Record excerpts:
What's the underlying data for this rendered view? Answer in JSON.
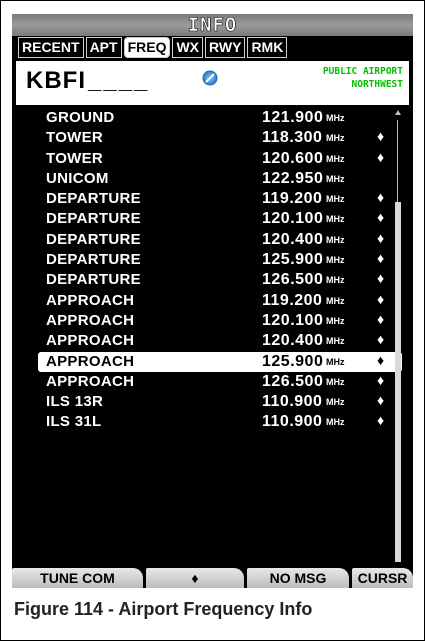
{
  "title": "INFO",
  "tabs": [
    {
      "label": "RECENT",
      "active": false
    },
    {
      "label": "APT",
      "active": false
    },
    {
      "label": "FREQ",
      "active": true
    },
    {
      "label": "WX",
      "active": false
    },
    {
      "label": "RWY",
      "active": false
    },
    {
      "label": "RMK",
      "active": false
    }
  ],
  "airport": {
    "ident": "KBFI",
    "ident_cursor": "____",
    "type": "PUBLIC AIRPORT",
    "region": "NORTHWEST",
    "icon": "public-airport-icon"
  },
  "frequencies": [
    {
      "name": "GROUND",
      "freq": "121.900",
      "unit": "MHz",
      "marker": ""
    },
    {
      "name": "TOWER",
      "freq": "118.300",
      "unit": "MHz",
      "marker": "♦"
    },
    {
      "name": "TOWER",
      "freq": "120.600",
      "unit": "MHz",
      "marker": "♦"
    },
    {
      "name": "UNICOM",
      "freq": "122.950",
      "unit": "MHz",
      "marker": ""
    },
    {
      "name": "DEPARTURE",
      "freq": "119.200",
      "unit": "MHz",
      "marker": "♦"
    },
    {
      "name": "DEPARTURE",
      "freq": "120.100",
      "unit": "MHz",
      "marker": "♦"
    },
    {
      "name": "DEPARTURE",
      "freq": "120.400",
      "unit": "MHz",
      "marker": "♦"
    },
    {
      "name": "DEPARTURE",
      "freq": "125.900",
      "unit": "MHz",
      "marker": "♦"
    },
    {
      "name": "DEPARTURE",
      "freq": "126.500",
      "unit": "MHz",
      "marker": "♦"
    },
    {
      "name": "APPROACH",
      "freq": "119.200",
      "unit": "MHz",
      "marker": "♦"
    },
    {
      "name": "APPROACH",
      "freq": "120.100",
      "unit": "MHz",
      "marker": "♦"
    },
    {
      "name": "APPROACH",
      "freq": "120.400",
      "unit": "MHz",
      "marker": "♦"
    },
    {
      "name": "APPROACH",
      "freq": "125.900",
      "unit": "MHz",
      "marker": "♦",
      "selected": true
    },
    {
      "name": "APPROACH",
      "freq": "126.500",
      "unit": "MHz",
      "marker": "♦"
    },
    {
      "name": "ILS 13R",
      "freq": "110.900",
      "unit": "MHz",
      "marker": "♦"
    },
    {
      "name": "ILS 31L",
      "freq": "110.900",
      "unit": "MHz",
      "marker": "♦"
    }
  ],
  "softkeys": [
    "TUNE COM",
    "♦",
    "NO MSG",
    "CURSR"
  ],
  "caption": "Figure 114 - Airport Frequency Info",
  "colors": {
    "screen_bg": "#000000",
    "text": "#ffffff",
    "airport_type": "#00c000",
    "airport_icon": "#3a8fd8"
  }
}
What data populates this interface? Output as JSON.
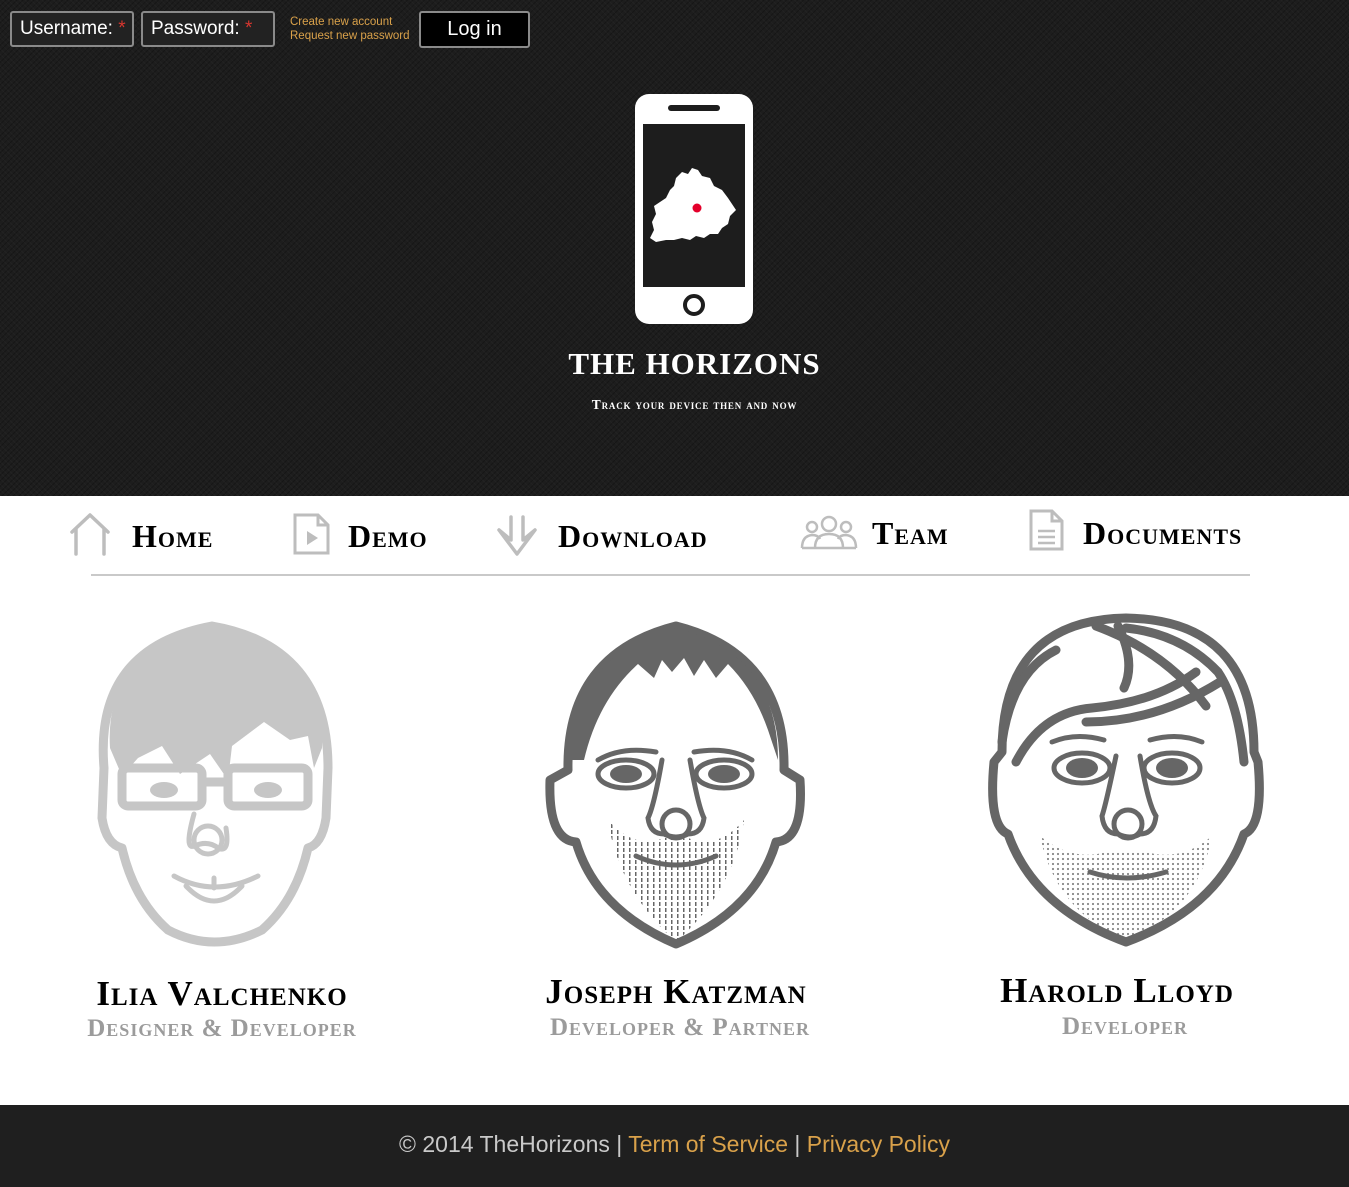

What this task involves:
Every record must be copied exactly, with the pictures left out.

Solved problem:
What's the underlying data for this rendered view? Answer in JSON.
{
  "title": "INFO",
  "tabs": [
    {
      "label": "RECENT",
      "active": false
    },
    {
      "label": "APT",
      "active": false
    },
    {
      "label": "FREQ",
      "active": true
    },
    {
      "label": "WX",
      "active": false
    },
    {
      "label": "RWY",
      "active": false
    },
    {
      "label": "RMK",
      "active": false
    }
  ],
  "airport": {
    "ident": "KBFI",
    "ident_cursor": "____",
    "type": "PUBLIC AIRPORT",
    "region": "NORTHWEST",
    "icon": "public-airport-icon"
  },
  "frequencies": [
    {
      "name": "GROUND",
      "freq": "121.900",
      "unit": "MHz",
      "marker": ""
    },
    {
      "name": "TOWER",
      "freq": "118.300",
      "unit": "MHz",
      "marker": "♦"
    },
    {
      "name": "TOWER",
      "freq": "120.600",
      "unit": "MHz",
      "marker": "♦"
    },
    {
      "name": "UNICOM",
      "freq": "122.950",
      "unit": "MHz",
      "marker": ""
    },
    {
      "name": "DEPARTURE",
      "freq": "119.200",
      "unit": "MHz",
      "marker": "♦"
    },
    {
      "name": "DEPARTURE",
      "freq": "120.100",
      "unit": "MHz",
      "marker": "♦"
    },
    {
      "name": "DEPARTURE",
      "freq": "120.400",
      "unit": "MHz",
      "marker": "♦"
    },
    {
      "name": "DEPARTURE",
      "freq": "125.900",
      "unit": "MHz",
      "marker": "♦"
    },
    {
      "name": "DEPARTURE",
      "freq": "126.500",
      "unit": "MHz",
      "marker": "♦"
    },
    {
      "name": "APPROACH",
      "freq": "119.200",
      "unit": "MHz",
      "marker": "♦"
    },
    {
      "name": "APPROACH",
      "freq": "120.100",
      "unit": "MHz",
      "marker": "♦"
    },
    {
      "name": "APPROACH",
      "freq": "120.400",
      "unit": "MHz",
      "marker": "♦"
    },
    {
      "name": "APPROACH",
      "freq": "125.900",
      "unit": "MHz",
      "marker": "♦",
      "selected": true
    },
    {
      "name": "APPROACH",
      "freq": "126.500",
      "unit": "MHz",
      "marker": "♦"
    },
    {
      "name": "ILS 13R",
      "freq": "110.900",
      "unit": "MHz",
      "marker": "♦"
    },
    {
      "name": "ILS 31L",
      "freq": "110.900",
      "unit": "MHz",
      "marker": "♦"
    }
  ],
  "softkeys": [
    "TUNE COM",
    "♦",
    "NO MSG",
    "CURSR"
  ],
  "caption": "Figure 114 - Airport Frequency Info",
  "colors": {
    "screen_bg": "#000000",
    "text": "#ffffff",
    "airport_type": "#00c000",
    "airport_icon": "#3a8fd8"
  }
}
What data populates this interface? Output as JSON.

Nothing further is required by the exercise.